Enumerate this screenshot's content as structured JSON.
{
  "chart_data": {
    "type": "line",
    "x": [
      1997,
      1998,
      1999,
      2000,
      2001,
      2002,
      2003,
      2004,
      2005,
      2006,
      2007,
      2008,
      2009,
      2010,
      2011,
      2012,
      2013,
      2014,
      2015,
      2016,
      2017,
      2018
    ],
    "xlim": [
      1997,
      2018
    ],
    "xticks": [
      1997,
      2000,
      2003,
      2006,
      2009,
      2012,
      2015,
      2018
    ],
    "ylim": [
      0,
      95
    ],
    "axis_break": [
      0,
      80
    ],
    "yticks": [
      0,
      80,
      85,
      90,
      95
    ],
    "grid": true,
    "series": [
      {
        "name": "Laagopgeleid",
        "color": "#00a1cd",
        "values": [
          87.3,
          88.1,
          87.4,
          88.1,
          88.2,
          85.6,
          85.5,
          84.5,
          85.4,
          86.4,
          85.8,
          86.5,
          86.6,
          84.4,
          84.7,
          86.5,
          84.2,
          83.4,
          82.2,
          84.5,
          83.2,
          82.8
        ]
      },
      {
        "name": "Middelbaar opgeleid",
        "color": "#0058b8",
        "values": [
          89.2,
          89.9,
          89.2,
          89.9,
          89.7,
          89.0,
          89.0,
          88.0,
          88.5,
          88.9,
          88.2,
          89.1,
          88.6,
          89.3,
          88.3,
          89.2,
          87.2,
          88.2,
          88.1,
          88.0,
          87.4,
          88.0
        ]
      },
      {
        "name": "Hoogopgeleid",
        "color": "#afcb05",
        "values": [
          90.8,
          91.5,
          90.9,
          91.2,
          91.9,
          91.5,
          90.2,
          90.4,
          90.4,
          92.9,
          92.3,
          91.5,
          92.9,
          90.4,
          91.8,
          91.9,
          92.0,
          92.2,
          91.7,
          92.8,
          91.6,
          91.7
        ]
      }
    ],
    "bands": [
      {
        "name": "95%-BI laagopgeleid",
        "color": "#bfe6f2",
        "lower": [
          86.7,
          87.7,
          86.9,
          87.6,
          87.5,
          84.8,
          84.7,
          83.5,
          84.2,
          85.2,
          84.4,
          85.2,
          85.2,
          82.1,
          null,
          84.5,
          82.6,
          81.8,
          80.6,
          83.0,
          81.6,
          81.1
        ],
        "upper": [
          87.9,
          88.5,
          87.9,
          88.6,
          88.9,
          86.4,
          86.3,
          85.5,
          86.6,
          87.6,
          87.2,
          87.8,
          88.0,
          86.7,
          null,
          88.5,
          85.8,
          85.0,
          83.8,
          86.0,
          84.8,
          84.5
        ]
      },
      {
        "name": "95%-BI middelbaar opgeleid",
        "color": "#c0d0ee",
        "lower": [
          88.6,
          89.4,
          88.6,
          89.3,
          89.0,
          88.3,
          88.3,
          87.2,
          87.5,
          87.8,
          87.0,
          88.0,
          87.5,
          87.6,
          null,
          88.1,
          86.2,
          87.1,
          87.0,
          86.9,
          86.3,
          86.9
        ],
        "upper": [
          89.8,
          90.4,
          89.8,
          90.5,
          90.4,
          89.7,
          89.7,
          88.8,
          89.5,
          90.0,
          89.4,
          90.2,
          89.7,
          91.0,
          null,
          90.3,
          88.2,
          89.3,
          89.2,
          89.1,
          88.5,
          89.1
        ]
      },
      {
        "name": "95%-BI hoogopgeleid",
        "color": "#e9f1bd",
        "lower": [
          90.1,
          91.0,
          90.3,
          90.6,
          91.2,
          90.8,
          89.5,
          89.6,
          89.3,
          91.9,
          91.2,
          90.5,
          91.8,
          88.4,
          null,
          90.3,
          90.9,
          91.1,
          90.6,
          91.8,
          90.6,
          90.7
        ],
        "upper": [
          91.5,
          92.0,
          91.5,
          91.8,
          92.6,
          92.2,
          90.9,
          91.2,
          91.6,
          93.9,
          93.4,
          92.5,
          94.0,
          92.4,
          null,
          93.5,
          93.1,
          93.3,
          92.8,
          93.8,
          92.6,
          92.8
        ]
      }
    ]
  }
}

* **EXERCISE DIRECTIONS**:
Report all lines of the data that include the word "color".

* **OUTPUT OF THE TASK**:
        "color": "#00a1cd",
        "color": "#0058b8",
        "color": "#afcb05",
        "color": "#bfe6f2",
        "color": "#c0d0ee",
        "color": "#e9f1bd",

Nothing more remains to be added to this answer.